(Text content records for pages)
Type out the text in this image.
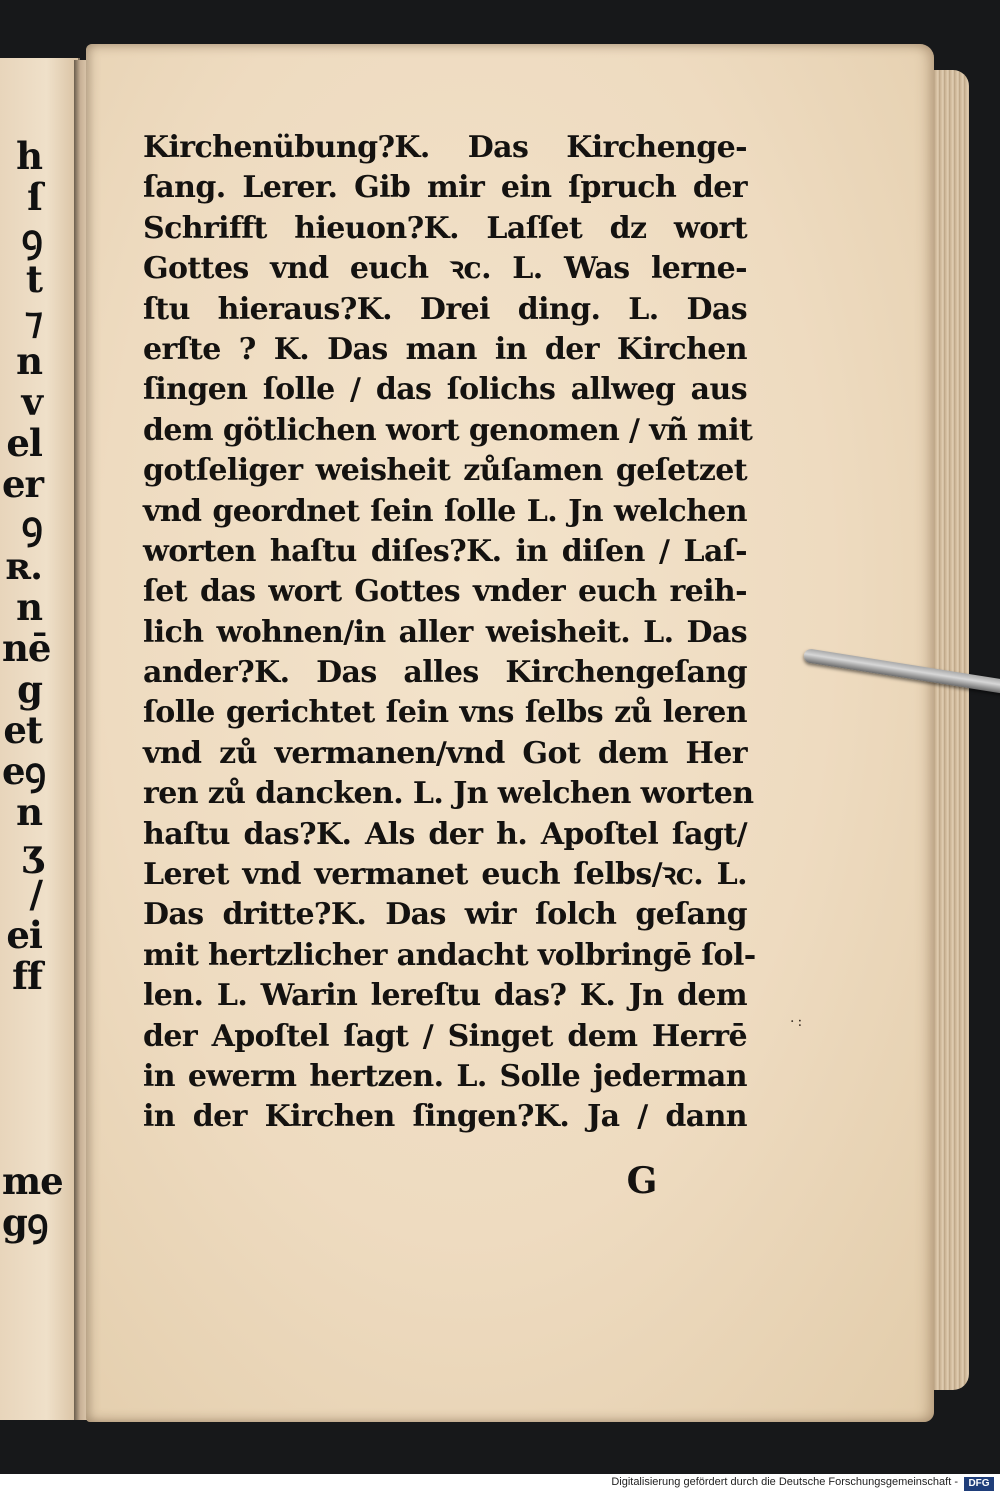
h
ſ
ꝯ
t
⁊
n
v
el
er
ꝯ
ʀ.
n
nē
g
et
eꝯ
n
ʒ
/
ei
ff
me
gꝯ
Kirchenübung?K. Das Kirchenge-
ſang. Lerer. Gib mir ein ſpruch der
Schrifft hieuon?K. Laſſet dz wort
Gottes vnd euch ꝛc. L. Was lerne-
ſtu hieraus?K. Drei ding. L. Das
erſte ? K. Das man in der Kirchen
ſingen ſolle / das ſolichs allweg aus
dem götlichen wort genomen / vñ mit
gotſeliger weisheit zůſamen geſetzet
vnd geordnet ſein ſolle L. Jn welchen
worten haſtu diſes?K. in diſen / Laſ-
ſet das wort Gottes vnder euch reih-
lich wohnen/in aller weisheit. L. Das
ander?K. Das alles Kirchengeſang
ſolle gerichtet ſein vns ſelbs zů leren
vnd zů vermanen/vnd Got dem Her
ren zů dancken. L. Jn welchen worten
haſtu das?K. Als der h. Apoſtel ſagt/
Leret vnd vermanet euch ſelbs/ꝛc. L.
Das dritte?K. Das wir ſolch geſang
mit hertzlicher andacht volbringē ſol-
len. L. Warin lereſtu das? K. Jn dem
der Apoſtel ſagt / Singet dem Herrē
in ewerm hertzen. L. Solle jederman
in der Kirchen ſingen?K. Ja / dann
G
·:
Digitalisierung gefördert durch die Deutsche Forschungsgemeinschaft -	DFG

---

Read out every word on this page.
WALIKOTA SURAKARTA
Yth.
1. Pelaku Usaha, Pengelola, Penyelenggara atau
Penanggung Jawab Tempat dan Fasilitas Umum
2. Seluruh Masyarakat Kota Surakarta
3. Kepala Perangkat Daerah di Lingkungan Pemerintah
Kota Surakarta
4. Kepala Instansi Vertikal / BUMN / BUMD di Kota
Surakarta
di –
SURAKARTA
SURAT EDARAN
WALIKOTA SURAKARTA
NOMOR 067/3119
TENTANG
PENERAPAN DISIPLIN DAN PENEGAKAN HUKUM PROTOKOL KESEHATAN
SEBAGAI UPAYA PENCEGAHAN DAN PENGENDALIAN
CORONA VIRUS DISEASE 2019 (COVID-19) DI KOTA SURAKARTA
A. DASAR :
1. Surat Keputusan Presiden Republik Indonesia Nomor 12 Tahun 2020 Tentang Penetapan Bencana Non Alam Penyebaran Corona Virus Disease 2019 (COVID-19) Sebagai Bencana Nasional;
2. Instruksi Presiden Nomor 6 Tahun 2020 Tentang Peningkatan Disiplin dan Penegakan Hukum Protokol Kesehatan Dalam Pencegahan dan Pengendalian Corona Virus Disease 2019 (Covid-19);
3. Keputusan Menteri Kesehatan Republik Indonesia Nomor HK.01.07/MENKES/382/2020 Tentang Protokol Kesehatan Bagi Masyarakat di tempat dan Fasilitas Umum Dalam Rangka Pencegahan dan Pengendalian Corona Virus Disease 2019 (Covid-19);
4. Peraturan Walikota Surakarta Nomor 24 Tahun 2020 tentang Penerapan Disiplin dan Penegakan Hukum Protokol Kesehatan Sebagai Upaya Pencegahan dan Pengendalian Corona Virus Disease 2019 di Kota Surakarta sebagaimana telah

PROMPT
Every line of the records that includes the word "haſtu" should be gathered.

FINAL ANSWER
worten haſtu diſes?K. in diſen / Laſ-
haſtu das?K. Als der h. Apoſtel ſagt/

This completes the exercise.